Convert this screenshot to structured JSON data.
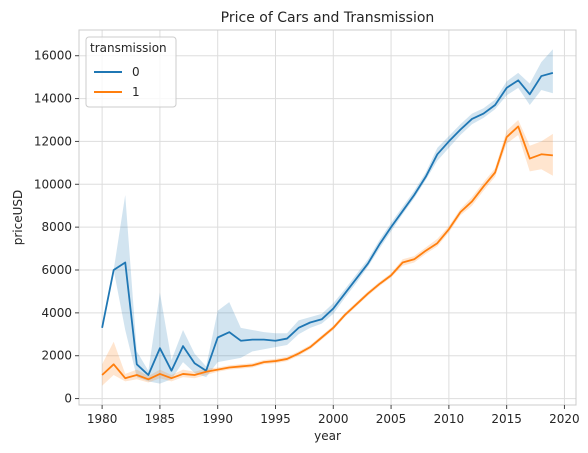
{
  "chart_data": {
    "type": "line",
    "title": "Price of Cars and Transmission",
    "xlabel": "year",
    "ylabel": "priceUSD",
    "xlim": [
      1978,
      2021
    ],
    "ylim": [
      -300,
      17200
    ],
    "xticks": [
      1980,
      1985,
      1990,
      1995,
      2000,
      2005,
      2010,
      2015,
      2020
    ],
    "yticks": [
      0,
      2000,
      4000,
      6000,
      8000,
      10000,
      12000,
      14000,
      16000
    ],
    "grid": true,
    "legend": {
      "title": "transmission",
      "placement": "top-left"
    },
    "x": [
      1980,
      1981,
      1982,
      1983,
      1984,
      1985,
      1986,
      1987,
      1988,
      1989,
      1990,
      1991,
      1992,
      1993,
      1994,
      1995,
      1996,
      1997,
      1998,
      1999,
      2000,
      2001,
      2002,
      2003,
      2004,
      2005,
      2006,
      2007,
      2008,
      2009,
      2010,
      2011,
      2012,
      2013,
      2014,
      2015,
      2016,
      2017,
      2018,
      2019
    ],
    "series": [
      {
        "name": "0",
        "color": "#1f77b4",
        "values": [
          3300,
          6000,
          6350,
          1600,
          1100,
          2350,
          1300,
          2450,
          1650,
          1300,
          2850,
          3100,
          2700,
          2750,
          2750,
          2700,
          2800,
          3300,
          3550,
          3700,
          4200,
          4900,
          5600,
          6300,
          7200,
          8000,
          8750,
          9500,
          10350,
          11400,
          12000,
          12550,
          13050,
          13300,
          13700,
          14500,
          14850,
          14200,
          15050,
          15200
        ],
        "ci_low": [
          3300,
          6000,
          3200,
          1000,
          800,
          700,
          900,
          1700,
          1200,
          1000,
          1700,
          1800,
          1900,
          2200,
          2300,
          2400,
          2500,
          3000,
          3300,
          3500,
          3950,
          4700,
          5400,
          6150,
          7000,
          7800,
          8600,
          9350,
          10200,
          11100,
          11700,
          12300,
          12800,
          13100,
          13500,
          14150,
          14500,
          13700,
          14400,
          14250
        ],
        "ci_high": [
          3300,
          6000,
          9500,
          2200,
          1300,
          4950,
          1800,
          3200,
          2100,
          1500,
          4100,
          4500,
          3300,
          3200,
          3100,
          3050,
          3050,
          3650,
          3800,
          3950,
          4450,
          5100,
          5800,
          6500,
          7400,
          8200,
          8950,
          9700,
          10550,
          11700,
          12250,
          12800,
          13300,
          13550,
          13950,
          14800,
          15200,
          14700,
          15700,
          16300
        ]
      },
      {
        "name": "1",
        "color": "#ff7f0e",
        "values": [
          1100,
          1600,
          950,
          1100,
          900,
          1150,
          950,
          1150,
          1100,
          1250,
          1350,
          1450,
          1500,
          1550,
          1700,
          1750,
          1850,
          2100,
          2400,
          2850,
          3300,
          3900,
          4400,
          4900,
          5350,
          5750,
          6350,
          6500,
          6900,
          7250,
          7900,
          8700,
          9200,
          9900,
          10550,
          12200,
          12700,
          11200,
          11400,
          11350
        ],
        "ci_low": [
          600,
          1100,
          800,
          900,
          750,
          950,
          800,
          1000,
          950,
          1100,
          1250,
          1350,
          1400,
          1450,
          1600,
          1650,
          1750,
          2000,
          2300,
          2750,
          3200,
          3800,
          4300,
          4800,
          5250,
          5650,
          6200,
          6350,
          6750,
          7100,
          7750,
          8550,
          9000,
          9700,
          10350,
          11900,
          12300,
          10600,
          10700,
          10400
        ],
        "ci_high": [
          1600,
          2650,
          1150,
          1350,
          1050,
          1350,
          1100,
          1350,
          1250,
          1400,
          1450,
          1550,
          1600,
          1650,
          1800,
          1850,
          1950,
          2200,
          2500,
          2950,
          3400,
          4000,
          4500,
          5000,
          5450,
          5850,
          6500,
          6650,
          7050,
          7450,
          8050,
          8850,
          9400,
          10100,
          10750,
          12500,
          13000,
          11800,
          12000,
          12350
        ]
      }
    ]
  }
}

--------

TASK BRIEF: Print the records word for word and exclude any picture they hold.

TASK RESULT:
Convert this screenshot to structured JSON data.
{
  "chart_data": {
    "type": "line",
    "title": "Price of Cars and Transmission",
    "xlabel": "year",
    "ylabel": "priceUSD",
    "xlim": [
      1978,
      2021
    ],
    "ylim": [
      -300,
      17200
    ],
    "xticks": [
      1980,
      1985,
      1990,
      1995,
      2000,
      2005,
      2010,
      2015,
      2020
    ],
    "yticks": [
      0,
      2000,
      4000,
      6000,
      8000,
      10000,
      12000,
      14000,
      16000
    ],
    "grid": true,
    "legend": {
      "title": "transmission",
      "placement": "top-left"
    },
    "x": [
      1980,
      1981,
      1982,
      1983,
      1984,
      1985,
      1986,
      1987,
      1988,
      1989,
      1990,
      1991,
      1992,
      1993,
      1994,
      1995,
      1996,
      1997,
      1998,
      1999,
      2000,
      2001,
      2002,
      2003,
      2004,
      2005,
      2006,
      2007,
      2008,
      2009,
      2010,
      2011,
      2012,
      2013,
      2014,
      2015,
      2016,
      2017,
      2018,
      2019
    ],
    "series": [
      {
        "name": "0",
        "color": "#1f77b4",
        "values": [
          3300,
          6000,
          6350,
          1600,
          1100,
          2350,
          1300,
          2450,
          1650,
          1300,
          2850,
          3100,
          2700,
          2750,
          2750,
          2700,
          2800,
          3300,
          3550,
          3700,
          4200,
          4900,
          5600,
          6300,
          7200,
          8000,
          8750,
          9500,
          10350,
          11400,
          12000,
          12550,
          13050,
          13300,
          13700,
          14500,
          14850,
          14200,
          15050,
          15200
        ],
        "ci_low": [
          3300,
          6000,
          3200,
          1000,
          800,
          700,
          900,
          1700,
          1200,
          1000,
          1700,
          1800,
          1900,
          2200,
          2300,
          2400,
          2500,
          3000,
          3300,
          3500,
          3950,
          4700,
          5400,
          6150,
          7000,
          7800,
          8600,
          9350,
          10200,
          11100,
          11700,
          12300,
          12800,
          13100,
          13500,
          14150,
          14500,
          13700,
          14400,
          14250
        ],
        "ci_high": [
          3300,
          6000,
          9500,
          2200,
          1300,
          4950,
          1800,
          3200,
          2100,
          1500,
          4100,
          4500,
          3300,
          3200,
          3100,
          3050,
          3050,
          3650,
          3800,
          3950,
          4450,
          5100,
          5800,
          6500,
          7400,
          8200,
          8950,
          9700,
          10550,
          11700,
          12250,
          12800,
          13300,
          13550,
          13950,
          14800,
          15200,
          14700,
          15700,
          16300
        ]
      },
      {
        "name": "1",
        "color": "#ff7f0e",
        "values": [
          1100,
          1600,
          950,
          1100,
          900,
          1150,
          950,
          1150,
          1100,
          1250,
          1350,
          1450,
          1500,
          1550,
          1700,
          1750,
          1850,
          2100,
          2400,
          2850,
          3300,
          3900,
          4400,
          4900,
          5350,
          5750,
          6350,
          6500,
          6900,
          7250,
          7900,
          8700,
          9200,
          9900,
          10550,
          12200,
          12700,
          11200,
          11400,
          11350
        ],
        "ci_low": [
          600,
          1100,
          800,
          900,
          750,
          950,
          800,
          1000,
          950,
          1100,
          1250,
          1350,
          1400,
          1450,
          1600,
          1650,
          1750,
          2000,
          2300,
          2750,
          3200,
          3800,
          4300,
          4800,
          5250,
          5650,
          6200,
          6350,
          6750,
          7100,
          7750,
          8550,
          9000,
          9700,
          10350,
          11900,
          12300,
          10600,
          10700,
          10400
        ],
        "ci_high": [
          1600,
          2650,
          1150,
          1350,
          1050,
          1350,
          1100,
          1350,
          1250,
          1400,
          1450,
          1550,
          1600,
          1650,
          1800,
          1850,
          1950,
          2200,
          2500,
          2950,
          3400,
          4000,
          4500,
          5000,
          5450,
          5850,
          6500,
          6650,
          7050,
          7450,
          8050,
          8850,
          9400,
          10100,
          10750,
          12500,
          13000,
          11800,
          12000,
          12350
        ]
      }
    ]
  }
}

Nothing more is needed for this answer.